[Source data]

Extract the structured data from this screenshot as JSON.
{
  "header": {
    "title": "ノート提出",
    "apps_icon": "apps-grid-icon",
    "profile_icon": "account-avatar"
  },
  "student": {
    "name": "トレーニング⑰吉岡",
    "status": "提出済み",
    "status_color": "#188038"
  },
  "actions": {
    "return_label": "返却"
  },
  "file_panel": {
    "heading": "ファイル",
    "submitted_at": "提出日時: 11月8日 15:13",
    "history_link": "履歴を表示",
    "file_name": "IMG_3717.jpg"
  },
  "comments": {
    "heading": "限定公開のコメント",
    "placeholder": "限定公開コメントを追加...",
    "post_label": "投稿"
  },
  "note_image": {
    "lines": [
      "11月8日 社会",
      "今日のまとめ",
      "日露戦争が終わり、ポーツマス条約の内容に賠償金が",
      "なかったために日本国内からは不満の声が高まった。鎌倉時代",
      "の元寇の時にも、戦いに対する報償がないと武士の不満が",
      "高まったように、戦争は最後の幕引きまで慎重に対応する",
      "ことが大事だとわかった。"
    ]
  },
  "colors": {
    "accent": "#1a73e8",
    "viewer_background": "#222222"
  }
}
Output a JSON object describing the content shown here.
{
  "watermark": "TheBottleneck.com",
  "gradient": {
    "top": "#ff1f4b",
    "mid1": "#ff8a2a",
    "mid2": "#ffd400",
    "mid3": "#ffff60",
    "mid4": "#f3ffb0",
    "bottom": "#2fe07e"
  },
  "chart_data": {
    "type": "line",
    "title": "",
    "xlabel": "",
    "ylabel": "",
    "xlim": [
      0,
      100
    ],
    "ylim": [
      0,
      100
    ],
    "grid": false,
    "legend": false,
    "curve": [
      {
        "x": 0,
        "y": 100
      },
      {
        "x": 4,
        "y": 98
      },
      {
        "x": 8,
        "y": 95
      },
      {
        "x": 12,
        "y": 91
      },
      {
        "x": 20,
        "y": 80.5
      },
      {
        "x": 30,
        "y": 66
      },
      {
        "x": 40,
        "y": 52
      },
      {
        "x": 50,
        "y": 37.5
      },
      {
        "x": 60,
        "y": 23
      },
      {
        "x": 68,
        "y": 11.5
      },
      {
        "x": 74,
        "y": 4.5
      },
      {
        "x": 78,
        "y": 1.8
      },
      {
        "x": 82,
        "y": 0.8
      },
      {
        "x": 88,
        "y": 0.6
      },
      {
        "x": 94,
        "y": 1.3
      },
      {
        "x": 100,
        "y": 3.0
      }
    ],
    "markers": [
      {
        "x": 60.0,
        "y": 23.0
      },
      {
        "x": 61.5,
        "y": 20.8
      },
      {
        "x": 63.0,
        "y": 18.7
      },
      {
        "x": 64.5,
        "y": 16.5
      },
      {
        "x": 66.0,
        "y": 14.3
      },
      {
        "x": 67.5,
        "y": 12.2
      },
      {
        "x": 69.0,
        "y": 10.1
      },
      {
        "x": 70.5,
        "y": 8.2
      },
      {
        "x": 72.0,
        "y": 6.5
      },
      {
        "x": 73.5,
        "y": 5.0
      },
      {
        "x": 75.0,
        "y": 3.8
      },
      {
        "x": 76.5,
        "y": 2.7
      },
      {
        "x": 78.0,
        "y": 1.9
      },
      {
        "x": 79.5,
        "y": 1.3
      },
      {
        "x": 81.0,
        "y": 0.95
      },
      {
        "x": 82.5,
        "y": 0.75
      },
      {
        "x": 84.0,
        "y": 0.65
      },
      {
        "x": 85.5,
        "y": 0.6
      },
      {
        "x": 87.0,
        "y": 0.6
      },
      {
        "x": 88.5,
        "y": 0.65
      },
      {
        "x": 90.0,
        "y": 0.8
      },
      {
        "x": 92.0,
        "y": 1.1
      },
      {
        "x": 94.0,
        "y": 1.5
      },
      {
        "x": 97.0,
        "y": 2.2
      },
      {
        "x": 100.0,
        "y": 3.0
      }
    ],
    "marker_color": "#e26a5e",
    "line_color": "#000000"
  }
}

WHAT YOU HAVE TO DO: Retype the material above, line by line, exactly.

FINISHED TASK:
Extract the structured data from this screenshot as JSON.
{
  "header": {
    "title": "ノート提出",
    "apps_icon": "apps-grid-icon",
    "profile_icon": "account-avatar"
  },
  "student": {
    "name": "トレーニング⑰吉岡",
    "status": "提出済み",
    "status_color": "#188038"
  },
  "actions": {
    "return_label": "返却"
  },
  "file_panel": {
    "heading": "ファイル",
    "submitted_at": "提出日時: 11月8日 15:13",
    "history_link": "履歴を表示",
    "file_name": "IMG_3717.jpg"
  },
  "comments": {
    "heading": "限定公開のコメント",
    "placeholder": "限定公開コメントを追加...",
    "post_label": "投稿"
  },
  "note_image": {
    "lines": [
      "11月8日 社会",
      "今日のまとめ",
      "日露戦争が終わり、ポーツマス条約の内容に賠償金が",
      "なかったために日本国内からは不満の声が高まった。鎌倉時代",
      "の元寇の時にも、戦いに対する報償がないと武士の不満が",
      "高まったように、戦争は最後の幕引きまで慎重に対応する",
      "ことが大事だとわかった。"
    ]
  },
  "colors": {
    "accent": "#1a73e8",
    "viewer_background": "#222222"
  }
}
Output a JSON object describing the content shown here.
{
  "watermark": "TheBottleneck.com",
  "gradient": {
    "top": "#ff1f4b",
    "mid1": "#ff8a2a",
    "mid2": "#ffd400",
    "mid3": "#ffff60",
    "mid4": "#f3ffb0",
    "bottom": "#2fe07e"
  },
  "chart_data": {
    "type": "line",
    "title": "",
    "xlabel": "",
    "ylabel": "",
    "xlim": [
      0,
      100
    ],
    "ylim": [
      0,
      100
    ],
    "grid": false,
    "legend": false,
    "curve": [
      {
        "x": 0,
        "y": 100
      },
      {
        "x": 4,
        "y": 98
      },
      {
        "x": 8,
        "y": 95
      },
      {
        "x": 12,
        "y": 91
      },
      {
        "x": 20,
        "y": 80.5
      },
      {
        "x": 30,
        "y": 66
      },
      {
        "x": 40,
        "y": 52
      },
      {
        "x": 50,
        "y": 37.5
      },
      {
        "x": 60,
        "y": 23
      },
      {
        "x": 68,
        "y": 11.5
      },
      {
        "x": 74,
        "y": 4.5
      },
      {
        "x": 78,
        "y": 1.8
      },
      {
        "x": 82,
        "y": 0.8
      },
      {
        "x": 88,
        "y": 0.6
      },
      {
        "x": 94,
        "y": 1.3
      },
      {
        "x": 100,
        "y": 3.0
      }
    ],
    "markers": [
      {
        "x": 60.0,
        "y": 23.0
      },
      {
        "x": 61.5,
        "y": 20.8
      },
      {
        "x": 63.0,
        "y": 18.7
      },
      {
        "x": 64.5,
        "y": 16.5
      },
      {
        "x": 66.0,
        "y": 14.3
      },
      {
        "x": 67.5,
        "y": 12.2
      },
      {
        "x": 69.0,
        "y": 10.1
      },
      {
        "x": 70.5,
        "y": 8.2
      },
      {
        "x": 72.0,
        "y": 6.5
      },
      {
        "x": 73.5,
        "y": 5.0
      },
      {
        "x": 75.0,
        "y": 3.8
      },
      {
        "x": 76.5,
        "y": 2.7
      },
      {
        "x": 78.0,
        "y": 1.9
      },
      {
        "x": 79.5,
        "y": 1.3
      },
      {
        "x": 81.0,
        "y": 0.95
      },
      {
        "x": 82.5,
        "y": 0.75
      },
      {
        "x": 84.0,
        "y": 0.65
      },
      {
        "x": 85.5,
        "y": 0.6
      },
      {
        "x": 87.0,
        "y": 0.6
      },
      {
        "x": 88.5,
        "y": 0.65
      },
      {
        "x": 90.0,
        "y": 0.8
      },
      {
        "x": 92.0,
        "y": 1.1
      },
      {
        "x": 94.0,
        "y": 1.5
      },
      {
        "x": 97.0,
        "y": 2.2
      },
      {
        "x": 100.0,
        "y": 3.0
      }
    ],
    "marker_color": "#e26a5e",
    "line_color": "#000000"
  }
}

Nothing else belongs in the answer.